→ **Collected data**
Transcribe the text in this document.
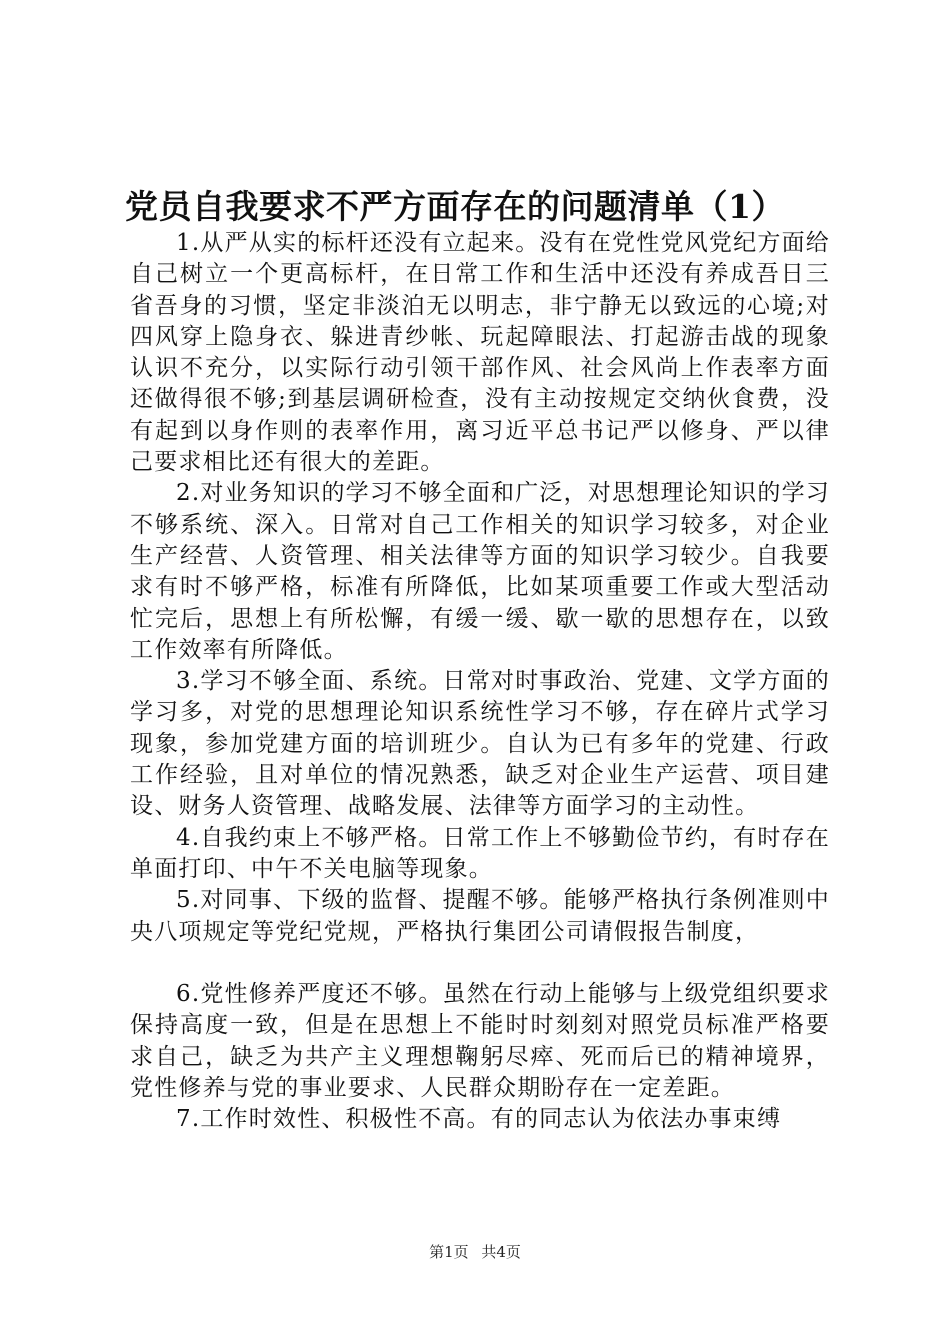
党员自我要求不严方面存在的问题清单（1）

1.从严从实的标杆还没有立起来。没有在党性党风党纪方面给自己树立一个更高标杆，在日常工作和生活中还没有养成吾日三省吾身的习惯，坚定非淡泊无以明志，非宁静无以致远的心境;对四风穿上隐身衣、躲进青纱帐、玩起障眼法、打起游击战的现象认识不充分，以实际行动引领干部作风、社会风尚上作表率方面还做得很不够;到基层调研检查，没有主动按规定交纳伙食费，没有起到以身作则的表率作用，离习近平总书记严以修身、严以律己要求相比还有很大的差距。

2.对业务知识的学习不够全面和广泛，对思想理论知识的学习不够系统、深入。日常对自己工作相关的知识学习较多，对企业生产经营、人资管理、相关法律等方面的知识学习较少。自我要求有时不够严格，标准有所降低，比如某项重要工作或大型活动忙完后，思想上有所松懈，有缓一缓、歇一歇的思想存在，以致工作效率有所降低。

3.学习不够全面、系统。日常对时事政治、党建、文学方面的学习多，对党的思想理论知识系统性学习不够，存在碎片式学习现象，参加党建方面的培训班少。自认为已有多年的党建、行政工作经验，且对单位的情况熟悉，缺乏对企业生产运营、项目建设、财务人资管理、战略发展、法律等方面学习的主动性。

4.自我约束上不够严格。日常工作上不够勤俭节约，有时存在单面打印、中午不关电脑等现象。

5.对同事、下级的监督、提醒不够。能够严格执行条例准则中央八项规定等党纪党规，严格执行集团公司请假报告制度，

6.党性修养严度还不够。虽然在行动上能够与上级党组织要求保持高度一致，但是在思想上不能时时刻刻对照党员标准严格要求自己，缺乏为共产主义理想鞠躬尽瘁、死而后已的精神境界，党性修养与党的事业要求、人民群众期盼存在一定差距。

7.工作时效性、积极性不高。有的同志认为依法办事束缚

第1页 共4页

→ **Stated task**
Omit any images, then output the listing exactly.

→ **Complete response**
Transcribe the text in this document.
党员自我要求不严方面存在的问题清单（1）

1.从严从实的标杆还没有立起来。没有在党性党风党纪方面给自己树立一个更高标杆，在日常工作和生活中还没有养成吾日三省吾身的习惯，坚定非淡泊无以明志，非宁静无以致远的心境;对四风穿上隐身衣、躲进青纱帐、玩起障眼法、打起游击战的现象认识不充分，以实际行动引领干部作风、社会风尚上作表率方面还做得很不够;到基层调研检查，没有主动按规定交纳伙食费，没有起到以身作则的表率作用，离习近平总书记严以修身、严以律己要求相比还有很大的差距。

2.对业务知识的学习不够全面和广泛，对思想理论知识的学习不够系统、深入。日常对自己工作相关的知识学习较多，对企业生产经营、人资管理、相关法律等方面的知识学习较少。自我要求有时不够严格，标准有所降低，比如某项重要工作或大型活动忙完后，思想上有所松懈，有缓一缓、歇一歇的思想存在，以致工作效率有所降低。

3.学习不够全面、系统。日常对时事政治、党建、文学方面的学习多，对党的思想理论知识系统性学习不够，存在碎片式学习现象，参加党建方面的培训班少。自认为已有多年的党建、行政工作经验，且对单位的情况熟悉，缺乏对企业生产运营、项目建设、财务人资管理、战略发展、法律等方面学习的主动性。

4.自我约束上不够严格。日常工作上不够勤俭节约，有时存在单面打印、中午不关电脑等现象。

5.对同事、下级的监督、提醒不够。能够严格执行条例准则中央八项规定等党纪党规，严格执行集团公司请假报告制度，

6.党性修养严度还不够。虽然在行动上能够与上级党组织要求保持高度一致，但是在思想上不能时时刻刻对照党员标准严格要求自己，缺乏为共产主义理想鞠躬尽瘁、死而后已的精神境界，党性修养与党的事业要求、人民群众期盼存在一定差距。

7.工作时效性、积极性不高。有的同志认为依法办事束缚

第1页 共4页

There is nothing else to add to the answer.